THE TASK: Work out how many lines hold the string "email". The answer is a single number, nothing more.

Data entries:
★ ★ ★ ★ ★

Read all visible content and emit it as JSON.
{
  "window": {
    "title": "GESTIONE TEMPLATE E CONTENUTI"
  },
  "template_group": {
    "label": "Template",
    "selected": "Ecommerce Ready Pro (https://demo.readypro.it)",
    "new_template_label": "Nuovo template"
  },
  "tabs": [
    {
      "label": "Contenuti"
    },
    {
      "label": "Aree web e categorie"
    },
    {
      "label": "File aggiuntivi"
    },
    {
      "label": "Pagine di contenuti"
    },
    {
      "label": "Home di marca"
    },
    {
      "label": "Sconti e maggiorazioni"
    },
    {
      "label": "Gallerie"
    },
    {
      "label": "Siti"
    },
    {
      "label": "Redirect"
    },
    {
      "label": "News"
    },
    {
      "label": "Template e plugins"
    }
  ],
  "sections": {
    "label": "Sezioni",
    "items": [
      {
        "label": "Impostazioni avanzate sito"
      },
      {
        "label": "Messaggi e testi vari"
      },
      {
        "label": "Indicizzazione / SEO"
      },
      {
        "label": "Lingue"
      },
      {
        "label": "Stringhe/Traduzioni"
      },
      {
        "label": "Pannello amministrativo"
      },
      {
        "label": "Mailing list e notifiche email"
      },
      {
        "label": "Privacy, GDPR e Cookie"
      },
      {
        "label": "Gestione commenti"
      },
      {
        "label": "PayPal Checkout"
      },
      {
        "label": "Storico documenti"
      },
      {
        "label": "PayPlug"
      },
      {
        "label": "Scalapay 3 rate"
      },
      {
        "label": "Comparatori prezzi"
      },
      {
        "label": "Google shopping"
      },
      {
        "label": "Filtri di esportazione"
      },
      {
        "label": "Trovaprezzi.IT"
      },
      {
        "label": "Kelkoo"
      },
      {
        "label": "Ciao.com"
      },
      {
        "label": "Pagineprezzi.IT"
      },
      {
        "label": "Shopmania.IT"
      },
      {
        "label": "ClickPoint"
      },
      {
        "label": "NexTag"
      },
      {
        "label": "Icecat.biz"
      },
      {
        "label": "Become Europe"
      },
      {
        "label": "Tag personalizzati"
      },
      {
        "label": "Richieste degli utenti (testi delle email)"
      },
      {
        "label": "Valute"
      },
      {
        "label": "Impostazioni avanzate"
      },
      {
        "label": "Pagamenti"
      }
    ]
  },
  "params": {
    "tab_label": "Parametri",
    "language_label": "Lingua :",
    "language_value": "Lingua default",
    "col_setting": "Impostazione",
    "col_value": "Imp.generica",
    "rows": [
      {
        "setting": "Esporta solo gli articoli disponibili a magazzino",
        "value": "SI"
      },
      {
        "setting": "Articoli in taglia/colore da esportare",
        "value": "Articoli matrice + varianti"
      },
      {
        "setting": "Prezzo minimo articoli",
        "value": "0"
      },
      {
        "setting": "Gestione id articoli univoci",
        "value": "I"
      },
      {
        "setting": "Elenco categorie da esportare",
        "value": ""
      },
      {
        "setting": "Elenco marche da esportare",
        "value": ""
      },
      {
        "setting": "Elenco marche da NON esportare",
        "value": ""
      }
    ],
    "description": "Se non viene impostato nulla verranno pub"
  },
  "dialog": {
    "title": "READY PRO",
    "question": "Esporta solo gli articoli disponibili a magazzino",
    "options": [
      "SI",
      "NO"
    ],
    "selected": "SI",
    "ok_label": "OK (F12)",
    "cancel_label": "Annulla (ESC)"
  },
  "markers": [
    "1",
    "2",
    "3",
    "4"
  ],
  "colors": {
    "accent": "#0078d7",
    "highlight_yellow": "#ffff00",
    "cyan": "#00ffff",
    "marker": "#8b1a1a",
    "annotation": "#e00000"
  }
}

★ ★ ★ ★ ★

THE REPLY: 2